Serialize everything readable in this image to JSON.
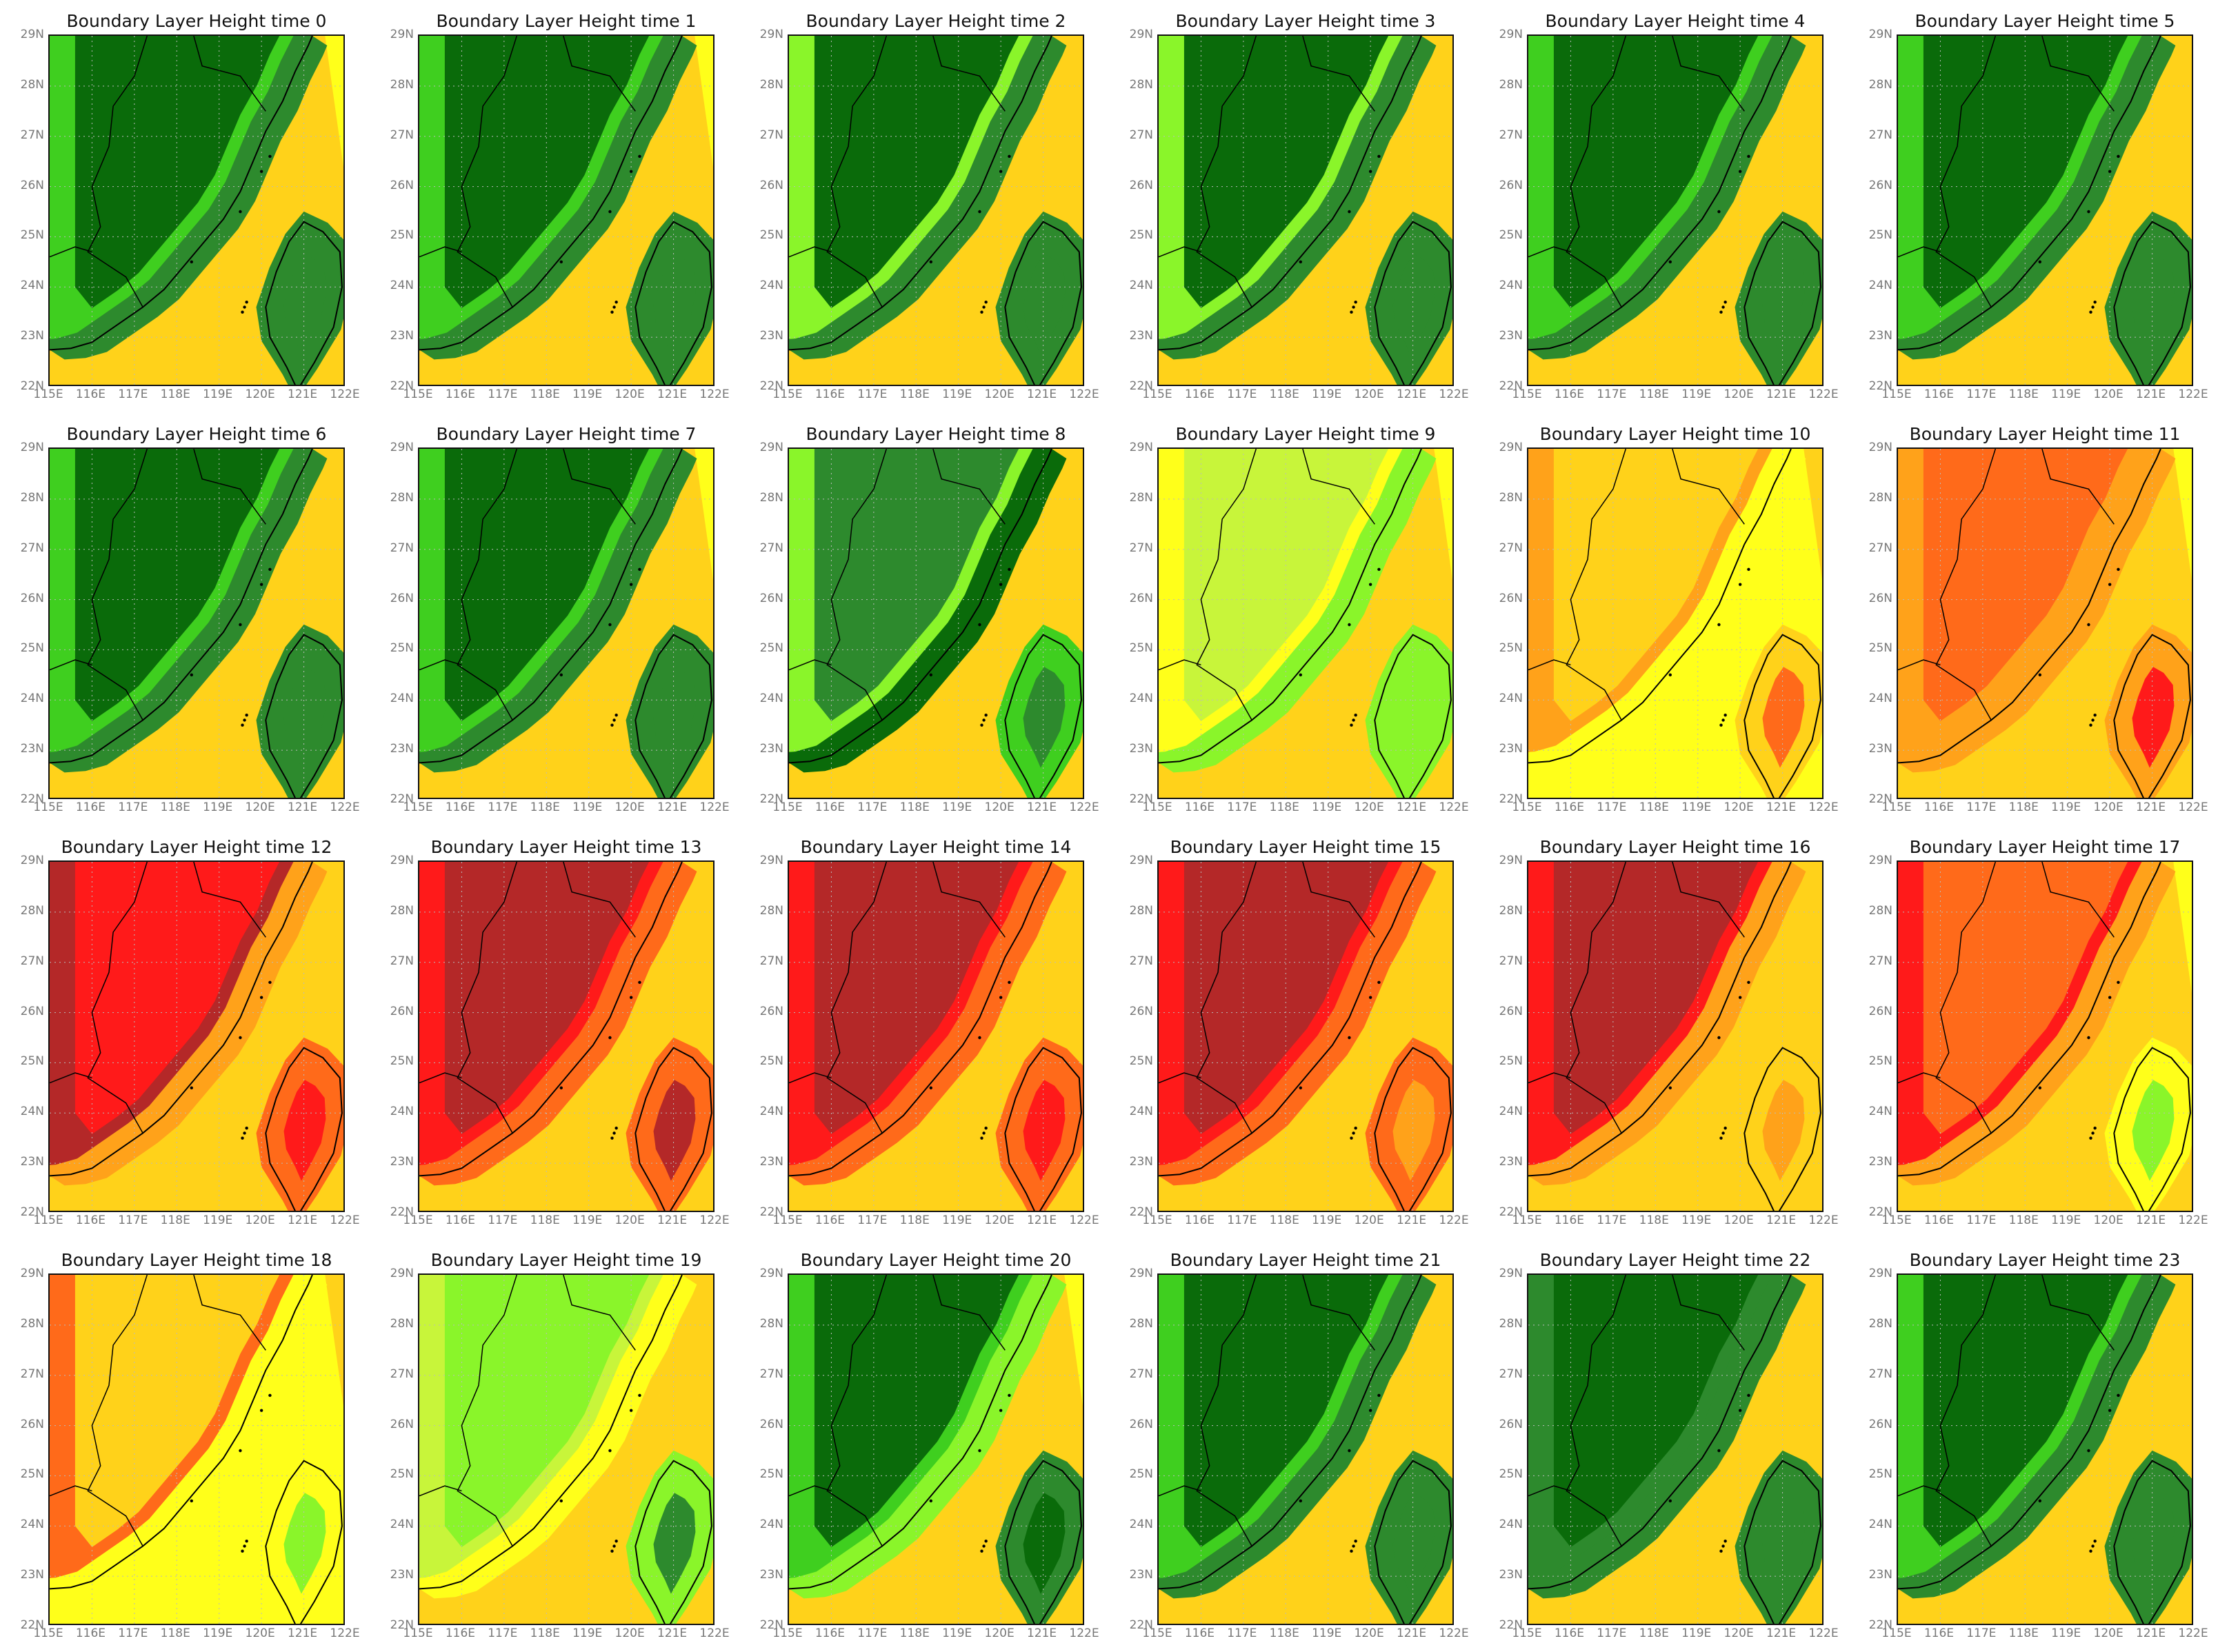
{
  "colors": {
    "dark_green": "#0a6b0a",
    "forest": "#2d8a2d",
    "green": "#3fcf1f",
    "lime": "#8af52a",
    "yellow_green": "#c8f53a",
    "yellow": "#ffff1a",
    "gold": "#ffd21a",
    "orange": "#ffa21a",
    "orange_red": "#ff6a1a",
    "red": "#ff1a1a",
    "dark_red": "#b42828",
    "maroon": "#800000"
  },
  "axis": {
    "lat_labels": [
      "29N",
      "28N",
      "27N",
      "26N",
      "25N",
      "24N",
      "23N",
      "22N"
    ],
    "lon_labels": [
      "115E",
      "116E",
      "117E",
      "118E",
      "119E",
      "120E",
      "121E",
      "122E"
    ],
    "lat_range": [
      22,
      29
    ],
    "lon_range": [
      115,
      122
    ]
  },
  "panels": [
    {
      "title": "Boundary Layer Height time 0",
      "levels": {
        "land": "dark_green",
        "land_edge": "green",
        "coast": "forest",
        "sea_near": "gold",
        "sea_far": "yellow",
        "taiwan": "forest",
        "taiwan_core": "forest"
      }
    },
    {
      "title": "Boundary Layer Height time 1",
      "levels": {
        "land": "dark_green",
        "land_edge": "green",
        "coast": "forest",
        "sea_near": "gold",
        "sea_far": "yellow",
        "taiwan": "forest",
        "taiwan_core": "forest"
      }
    },
    {
      "title": "Boundary Layer Height time 2",
      "levels": {
        "land": "dark_green",
        "land_edge": "lime",
        "coast": "forest",
        "sea_near": "gold",
        "sea_far": "gold",
        "taiwan": "forest",
        "taiwan_core": "forest"
      }
    },
    {
      "title": "Boundary Layer Height time 3",
      "levels": {
        "land": "dark_green",
        "land_edge": "lime",
        "coast": "forest",
        "sea_near": "gold",
        "sea_far": "gold",
        "taiwan": "forest",
        "taiwan_core": "forest"
      }
    },
    {
      "title": "Boundary Layer Height time 4",
      "levels": {
        "land": "dark_green",
        "land_edge": "green",
        "coast": "forest",
        "sea_near": "gold",
        "sea_far": "gold",
        "taiwan": "forest",
        "taiwan_core": "forest"
      }
    },
    {
      "title": "Boundary Layer Height time 5",
      "levels": {
        "land": "dark_green",
        "land_edge": "green",
        "coast": "forest",
        "sea_near": "gold",
        "sea_far": "gold",
        "taiwan": "forest",
        "taiwan_core": "forest"
      }
    },
    {
      "title": "Boundary Layer Height time 6",
      "levels": {
        "land": "dark_green",
        "land_edge": "green",
        "coast": "forest",
        "sea_near": "gold",
        "sea_far": "gold",
        "taiwan": "forest",
        "taiwan_core": "forest"
      }
    },
    {
      "title": "Boundary Layer Height time 7",
      "levels": {
        "land": "dark_green",
        "land_edge": "green",
        "coast": "forest",
        "sea_near": "gold",
        "sea_far": "yellow",
        "taiwan": "forest",
        "taiwan_core": "forest"
      }
    },
    {
      "title": "Boundary Layer Height time 8",
      "levels": {
        "land": "forest",
        "land_edge": "lime",
        "coast": "dark_green",
        "sea_near": "gold",
        "sea_far": "gold",
        "taiwan": "green",
        "taiwan_core": "forest"
      }
    },
    {
      "title": "Boundary Layer Height time 9",
      "levels": {
        "land": "yellow_green",
        "land_edge": "yellow",
        "coast": "lime",
        "sea_near": "gold",
        "sea_far": "yellow",
        "taiwan": "lime",
        "taiwan_core": "lime"
      }
    },
    {
      "title": "Boundary Layer Height time 10",
      "levels": {
        "land": "gold",
        "land_edge": "orange",
        "coast": "yellow",
        "sea_near": "yellow",
        "sea_far": "gold",
        "taiwan": "gold",
        "taiwan_core": "orange_red"
      }
    },
    {
      "title": "Boundary Layer Height time 11",
      "levels": {
        "land": "orange_red",
        "land_edge": "orange",
        "coast": "orange",
        "sea_near": "gold",
        "sea_far": "yellow",
        "taiwan": "orange",
        "taiwan_core": "red"
      }
    },
    {
      "title": "Boundary Layer Height time 12",
      "levels": {
        "land": "red",
        "land_edge": "dark_red",
        "coast": "orange",
        "sea_near": "gold",
        "sea_far": "gold",
        "taiwan": "orange_red",
        "taiwan_core": "red"
      }
    },
    {
      "title": "Boundary Layer Height time 13",
      "levels": {
        "land": "dark_red",
        "land_edge": "red",
        "coast": "orange_red",
        "sea_near": "gold",
        "sea_far": "gold",
        "taiwan": "orange_red",
        "taiwan_core": "dark_red"
      }
    },
    {
      "title": "Boundary Layer Height time 14",
      "levels": {
        "land": "dark_red",
        "land_edge": "red",
        "coast": "orange_red",
        "sea_near": "gold",
        "sea_far": "gold",
        "taiwan": "orange_red",
        "taiwan_core": "red"
      }
    },
    {
      "title": "Boundary Layer Height time 15",
      "levels": {
        "land": "dark_red",
        "land_edge": "red",
        "coast": "orange_red",
        "sea_near": "gold",
        "sea_far": "gold",
        "taiwan": "orange_red",
        "taiwan_core": "orange"
      }
    },
    {
      "title": "Boundary Layer Height time 16",
      "levels": {
        "land": "dark_red",
        "land_edge": "red",
        "coast": "orange",
        "sea_near": "gold",
        "sea_far": "gold",
        "taiwan": "gold",
        "taiwan_core": "orange"
      }
    },
    {
      "title": "Boundary Layer Height time 17",
      "levels": {
        "land": "orange_red",
        "land_edge": "red",
        "coast": "orange",
        "sea_near": "gold",
        "sea_far": "yellow",
        "taiwan": "yellow",
        "taiwan_core": "lime"
      }
    },
    {
      "title": "Boundary Layer Height time 18",
      "levels": {
        "land": "gold",
        "land_edge": "orange_red",
        "coast": "yellow",
        "sea_near": "yellow",
        "sea_far": "gold",
        "taiwan": "yellow",
        "taiwan_core": "lime"
      }
    },
    {
      "title": "Boundary Layer Height time 19",
      "levels": {
        "land": "lime",
        "land_edge": "yellow_green",
        "coast": "yellow",
        "sea_near": "gold",
        "sea_far": "gold",
        "taiwan": "lime",
        "taiwan_core": "forest"
      }
    },
    {
      "title": "Boundary Layer Height time 20",
      "levels": {
        "land": "dark_green",
        "land_edge": "green",
        "coast": "lime",
        "sea_near": "gold",
        "sea_far": "yellow",
        "taiwan": "forest",
        "taiwan_core": "dark_green"
      }
    },
    {
      "title": "Boundary Layer Height time 21",
      "levels": {
        "land": "dark_green",
        "land_edge": "green",
        "coast": "forest",
        "sea_near": "gold",
        "sea_far": "gold",
        "taiwan": "forest",
        "taiwan_core": "forest"
      }
    },
    {
      "title": "Boundary Layer Height time 22",
      "levels": {
        "land": "dark_green",
        "land_edge": "forest",
        "coast": "forest",
        "sea_near": "gold",
        "sea_far": "gold",
        "taiwan": "forest",
        "taiwan_core": "forest"
      }
    },
    {
      "title": "Boundary Layer Height time 23",
      "levels": {
        "land": "dark_green",
        "land_edge": "green",
        "coast": "forest",
        "sea_near": "gold",
        "sea_far": "gold",
        "taiwan": "forest",
        "taiwan_core": "forest"
      }
    }
  ]
}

------------------------------------------------

## WORK REQUIRED
Pictures in the records should not appear in your copy, but everything else must be transcribed exactly.

## TASK RESULT
Serialize everything readable in this image to JSON.
{
  "colors": {
    "dark_green": "#0a6b0a",
    "forest": "#2d8a2d",
    "green": "#3fcf1f",
    "lime": "#8af52a",
    "yellow_green": "#c8f53a",
    "yellow": "#ffff1a",
    "gold": "#ffd21a",
    "orange": "#ffa21a",
    "orange_red": "#ff6a1a",
    "red": "#ff1a1a",
    "dark_red": "#b42828",
    "maroon": "#800000"
  },
  "axis": {
    "lat_labels": [
      "29N",
      "28N",
      "27N",
      "26N",
      "25N",
      "24N",
      "23N",
      "22N"
    ],
    "lon_labels": [
      "115E",
      "116E",
      "117E",
      "118E",
      "119E",
      "120E",
      "121E",
      "122E"
    ],
    "lat_range": [
      22,
      29
    ],
    "lon_range": [
      115,
      122
    ]
  },
  "panels": [
    {
      "title": "Boundary Layer Height time 0",
      "levels": {
        "land": "dark_green",
        "land_edge": "green",
        "coast": "forest",
        "sea_near": "gold",
        "sea_far": "yellow",
        "taiwan": "forest",
        "taiwan_core": "forest"
      }
    },
    {
      "title": "Boundary Layer Height time 1",
      "levels": {
        "land": "dark_green",
        "land_edge": "green",
        "coast": "forest",
        "sea_near": "gold",
        "sea_far": "yellow",
        "taiwan": "forest",
        "taiwan_core": "forest"
      }
    },
    {
      "title": "Boundary Layer Height time 2",
      "levels": {
        "land": "dark_green",
        "land_edge": "lime",
        "coast": "forest",
        "sea_near": "gold",
        "sea_far": "gold",
        "taiwan": "forest",
        "taiwan_core": "forest"
      }
    },
    {
      "title": "Boundary Layer Height time 3",
      "levels": {
        "land": "dark_green",
        "land_edge": "lime",
        "coast": "forest",
        "sea_near": "gold",
        "sea_far": "gold",
        "taiwan": "forest",
        "taiwan_core": "forest"
      }
    },
    {
      "title": "Boundary Layer Height time 4",
      "levels": {
        "land": "dark_green",
        "land_edge": "green",
        "coast": "forest",
        "sea_near": "gold",
        "sea_far": "gold",
        "taiwan": "forest",
        "taiwan_core": "forest"
      }
    },
    {
      "title": "Boundary Layer Height time 5",
      "levels": {
        "land": "dark_green",
        "land_edge": "green",
        "coast": "forest",
        "sea_near": "gold",
        "sea_far": "gold",
        "taiwan": "forest",
        "taiwan_core": "forest"
      }
    },
    {
      "title": "Boundary Layer Height time 6",
      "levels": {
        "land": "dark_green",
        "land_edge": "green",
        "coast": "forest",
        "sea_near": "gold",
        "sea_far": "gold",
        "taiwan": "forest",
        "taiwan_core": "forest"
      }
    },
    {
      "title": "Boundary Layer Height time 7",
      "levels": {
        "land": "dark_green",
        "land_edge": "green",
        "coast": "forest",
        "sea_near": "gold",
        "sea_far": "yellow",
        "taiwan": "forest",
        "taiwan_core": "forest"
      }
    },
    {
      "title": "Boundary Layer Height time 8",
      "levels": {
        "land": "forest",
        "land_edge": "lime",
        "coast": "dark_green",
        "sea_near": "gold",
        "sea_far": "gold",
        "taiwan": "green",
        "taiwan_core": "forest"
      }
    },
    {
      "title": "Boundary Layer Height time 9",
      "levels": {
        "land": "yellow_green",
        "land_edge": "yellow",
        "coast": "lime",
        "sea_near": "gold",
        "sea_far": "yellow",
        "taiwan": "lime",
        "taiwan_core": "lime"
      }
    },
    {
      "title": "Boundary Layer Height time 10",
      "levels": {
        "land": "gold",
        "land_edge": "orange",
        "coast": "yellow",
        "sea_near": "yellow",
        "sea_far": "gold",
        "taiwan": "gold",
        "taiwan_core": "orange_red"
      }
    },
    {
      "title": "Boundary Layer Height time 11",
      "levels": {
        "land": "orange_red",
        "land_edge": "orange",
        "coast": "orange",
        "sea_near": "gold",
        "sea_far": "yellow",
        "taiwan": "orange",
        "taiwan_core": "red"
      }
    },
    {
      "title": "Boundary Layer Height time 12",
      "levels": {
        "land": "red",
        "land_edge": "dark_red",
        "coast": "orange",
        "sea_near": "gold",
        "sea_far": "gold",
        "taiwan": "orange_red",
        "taiwan_core": "red"
      }
    },
    {
      "title": "Boundary Layer Height time 13",
      "levels": {
        "land": "dark_red",
        "land_edge": "red",
        "coast": "orange_red",
        "sea_near": "gold",
        "sea_far": "gold",
        "taiwan": "orange_red",
        "taiwan_core": "dark_red"
      }
    },
    {
      "title": "Boundary Layer Height time 14",
      "levels": {
        "land": "dark_red",
        "land_edge": "red",
        "coast": "orange_red",
        "sea_near": "gold",
        "sea_far": "gold",
        "taiwan": "orange_red",
        "taiwan_core": "red"
      }
    },
    {
      "title": "Boundary Layer Height time 15",
      "levels": {
        "land": "dark_red",
        "land_edge": "red",
        "coast": "orange_red",
        "sea_near": "gold",
        "sea_far": "gold",
        "taiwan": "orange_red",
        "taiwan_core": "orange"
      }
    },
    {
      "title": "Boundary Layer Height time 16",
      "levels": {
        "land": "dark_red",
        "land_edge": "red",
        "coast": "orange",
        "sea_near": "gold",
        "sea_far": "gold",
        "taiwan": "gold",
        "taiwan_core": "orange"
      }
    },
    {
      "title": "Boundary Layer Height time 17",
      "levels": {
        "land": "orange_red",
        "land_edge": "red",
        "coast": "orange",
        "sea_near": "gold",
        "sea_far": "yellow",
        "taiwan": "yellow",
        "taiwan_core": "lime"
      }
    },
    {
      "title": "Boundary Layer Height time 18",
      "levels": {
        "land": "gold",
        "land_edge": "orange_red",
        "coast": "yellow",
        "sea_near": "yellow",
        "sea_far": "gold",
        "taiwan": "yellow",
        "taiwan_core": "lime"
      }
    },
    {
      "title": "Boundary Layer Height time 19",
      "levels": {
        "land": "lime",
        "land_edge": "yellow_green",
        "coast": "yellow",
        "sea_near": "gold",
        "sea_far": "gold",
        "taiwan": "lime",
        "taiwan_core": "forest"
      }
    },
    {
      "title": "Boundary Layer Height time 20",
      "levels": {
        "land": "dark_green",
        "land_edge": "green",
        "coast": "lime",
        "sea_near": "gold",
        "sea_far": "yellow",
        "taiwan": "forest",
        "taiwan_core": "dark_green"
      }
    },
    {
      "title": "Boundary Layer Height time 21",
      "levels": {
        "land": "dark_green",
        "land_edge": "green",
        "coast": "forest",
        "sea_near": "gold",
        "sea_far": "gold",
        "taiwan": "forest",
        "taiwan_core": "forest"
      }
    },
    {
      "title": "Boundary Layer Height time 22",
      "levels": {
        "land": "dark_green",
        "land_edge": "forest",
        "coast": "forest",
        "sea_near": "gold",
        "sea_far": "gold",
        "taiwan": "forest",
        "taiwan_core": "forest"
      }
    },
    {
      "title": "Boundary Layer Height time 23",
      "levels": {
        "land": "dark_green",
        "land_edge": "green",
        "coast": "forest",
        "sea_near": "gold",
        "sea_far": "gold",
        "taiwan": "forest",
        "taiwan_core": "forest"
      }
    }
  ]
}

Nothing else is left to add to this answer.